■ GIVEN EXERCISE ■
Skip the pictures. Reproduce all other material exactly.

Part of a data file
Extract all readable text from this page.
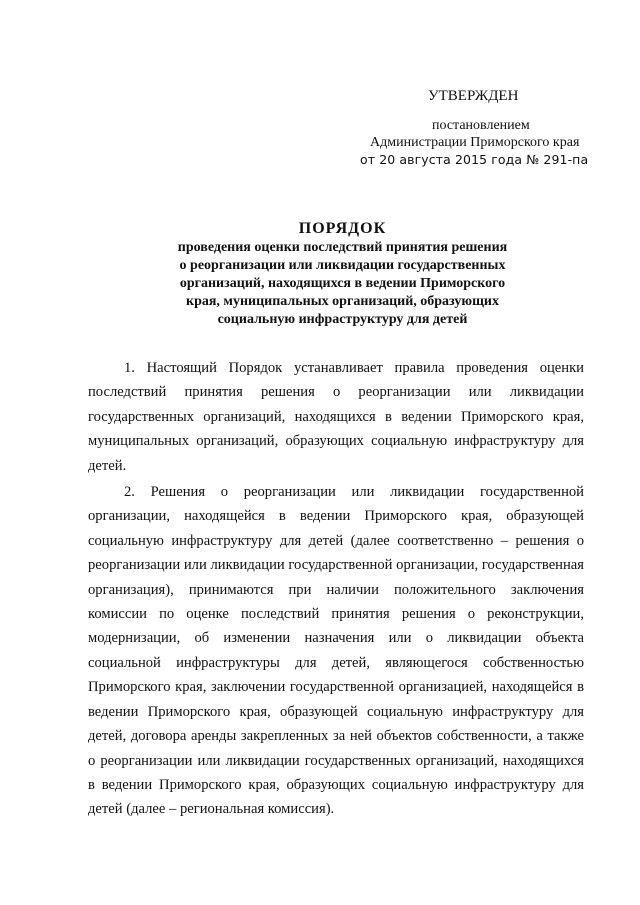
УТВЕРЖДЕН
постановлением
Администрации Приморского края
от 20 августа 2015 года № 291-па
ПОРЯДОК
проведения оценки последствий принятия решения
о реорганизации или ликвидации государственных
организаций, находящихся в ведении Приморского
края, муниципальных организаций, образующих
социальную инфраструктуру для детей

1. Настоящий Порядок устанавливает правила проведения оценки последствий принятия решения о реорганизации или ликвидации государственных организаций, находящихся в ведении Приморского края, муниципальных организаций, образующих социальную инфраструктуру для детей.

2. Решения о реорганизации или ликвидации государственной организации, находящейся в ведении Приморского края, образующей социальную инфраструктуру для детей (далее соответственно – решения о реорганизации или ликвидации государственной организации, государственная организация), принимаются при наличии положительного заключения комиссии по оценке последствий принятия решения о реконструкции, модернизации, об изменении назначения или о ликвидации объекта социальной инфраструктуры для детей, являющегося собственностью Приморского края, заключении государственной организацией, находящейся в ведении Приморского края, образующей социальную инфраструктуру для детей, договора аренды закрепленных за ней объектов собственности, а также о реорганизации или ликвидации государственных организаций, находящихся в ведении Приморского края, образующих социальную инфраструктуру для детей (далее – региональная комиссия).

■ OUTPUT FOR THIS TASK ■
Extract all readable text from this page.
УТВЕРЖДЕН
постановлением
Администрации Приморского края
от 20 августа 2015 года № 291-па
ПОРЯДОК
проведения оценки последствий принятия решения
о реорганизации или ликвидации государственных
организаций, находящихся в ведении Приморского
края, муниципальных организаций, образующих
социальную инфраструктуру для детей

1. Настоящий Порядок устанавливает правила проведения оценки последствий принятия решения о реорганизации или ликвидации государственных организаций, находящихся в ведении Приморского края, муниципальных организаций, образующих социальную инфраструктуру для детей.

2. Решения о реорганизации или ликвидации государственной организации, находящейся в ведении Приморского края, образующей социальную инфраструктуру для детей (далее соответственно – решения о реорганизации или ликвидации государственной организации, государственная организация), принимаются при наличии положительного заключения комиссии по оценке последствий принятия решения о реконструкции, модернизации, об изменении назначения или о ликвидации объекта социальной инфраструктуры для детей, являющегося собственностью Приморского края, заключении государственной организацией, находящейся в ведении Приморского края, образующей социальную инфраструктуру для детей, договора аренды закрепленных за ней объектов собственности, а также о реорганизации или ликвидации государственных организаций, находящихся в ведении Приморского края, образующих социальную инфраструктуру для детей (далее – региональная комиссия).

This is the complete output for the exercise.